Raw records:
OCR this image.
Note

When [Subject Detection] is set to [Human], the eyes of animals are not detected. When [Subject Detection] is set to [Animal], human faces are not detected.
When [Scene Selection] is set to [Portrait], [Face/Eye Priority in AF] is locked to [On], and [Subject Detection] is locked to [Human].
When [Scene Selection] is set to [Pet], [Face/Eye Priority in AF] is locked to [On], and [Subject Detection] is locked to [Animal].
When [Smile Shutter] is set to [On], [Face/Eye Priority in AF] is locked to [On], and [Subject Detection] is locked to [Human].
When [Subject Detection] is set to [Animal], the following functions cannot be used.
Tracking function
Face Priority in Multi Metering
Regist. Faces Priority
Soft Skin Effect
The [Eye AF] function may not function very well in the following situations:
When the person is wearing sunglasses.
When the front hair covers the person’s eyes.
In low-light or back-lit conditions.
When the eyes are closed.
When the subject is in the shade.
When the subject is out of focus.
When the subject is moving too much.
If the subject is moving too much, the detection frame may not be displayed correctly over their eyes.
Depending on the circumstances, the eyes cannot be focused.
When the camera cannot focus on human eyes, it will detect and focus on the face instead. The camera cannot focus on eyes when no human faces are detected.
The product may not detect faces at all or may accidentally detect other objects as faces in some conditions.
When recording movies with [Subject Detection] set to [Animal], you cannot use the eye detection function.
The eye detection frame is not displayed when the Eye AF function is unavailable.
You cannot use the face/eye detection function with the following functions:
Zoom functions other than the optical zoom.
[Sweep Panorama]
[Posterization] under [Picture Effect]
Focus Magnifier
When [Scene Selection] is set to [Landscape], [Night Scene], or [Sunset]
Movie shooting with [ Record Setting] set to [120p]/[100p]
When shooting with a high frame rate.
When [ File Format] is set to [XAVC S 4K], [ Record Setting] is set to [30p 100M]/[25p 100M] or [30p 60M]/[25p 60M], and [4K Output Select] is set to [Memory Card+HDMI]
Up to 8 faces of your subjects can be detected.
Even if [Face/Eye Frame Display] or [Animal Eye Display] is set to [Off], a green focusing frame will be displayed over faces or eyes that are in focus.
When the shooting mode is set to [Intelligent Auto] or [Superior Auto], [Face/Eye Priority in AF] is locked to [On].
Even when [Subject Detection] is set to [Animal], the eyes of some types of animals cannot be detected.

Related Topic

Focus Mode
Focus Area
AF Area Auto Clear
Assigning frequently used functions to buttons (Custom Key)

What you should do: Print the records once more, exactly as they were given.

The answer:
OCR this image.
Note

When [Subject Detection] is set to [Human], the eyes of animals are not detected. When [Subject Detection] is set to [Animal], human faces are not detected.
When [Scene Selection] is set to [Portrait], [Face/Eye Priority in AF] is locked to [On], and [Subject Detection] is locked to [Human].
When [Scene Selection] is set to [Pet], [Face/Eye Priority in AF] is locked to [On], and [Subject Detection] is locked to [Animal].
When [Smile Shutter] is set to [On], [Face/Eye Priority in AF] is locked to [On], and [Subject Detection] is locked to [Human].
When [Subject Detection] is set to [Animal], the following functions cannot be used.
Tracking function
Face Priority in Multi Metering
Regist. Faces Priority
Soft Skin Effect
The [Eye AF] function may not function very well in the following situations:
When the person is wearing sunglasses.
When the front hair covers the person’s eyes.
In low-light or back-lit conditions.
When the eyes are closed.
When the subject is in the shade.
When the subject is out of focus.
When the subject is moving too much.
If the subject is moving too much, the detection frame may not be displayed correctly over their eyes.
Depending on the circumstances, the eyes cannot be focused.
When the camera cannot focus on human eyes, it will detect and focus on the face instead. The camera cannot focus on eyes when no human faces are detected.
The product may not detect faces at all or may accidentally detect other objects as faces in some conditions.
When recording movies with [Subject Detection] set to [Animal], you cannot use the eye detection function.
The eye detection frame is not displayed when the Eye AF function is unavailable.
You cannot use the face/eye detection function with the following functions:
Zoom functions other than the optical zoom.
[Sweep Panorama]
[Posterization] under [Picture Effect]
Focus Magnifier
When [Scene Selection] is set to [Landscape], [Night Scene], or [Sunset]
Movie shooting with [ Record Setting] set to [120p]/[100p]
When shooting with a high frame rate.
When [ File Format] is set to [XAVC S 4K], [ Record Setting] is set to [30p 100M]/[25p 100M] or [30p 60M]/[25p 60M], and [4K Output Select] is set to [Memory Card+HDMI]
Up to 8 faces of your subjects can be detected.
Even if [Face/Eye Frame Display] or [Animal Eye Display] is set to [Off], a green focusing frame will be displayed over faces or eyes that are in focus.
When the shooting mode is set to [Intelligent Auto] or [Superior Auto], [Face/Eye Priority in AF] is locked to [On].
Even when [Subject Detection] is set to [Animal], the eyes of some types of animals cannot be detected.

Related Topic

Focus Mode
Focus Area
AF Area Auto Clear
Assigning frequently used functions to buttons (Custom Key)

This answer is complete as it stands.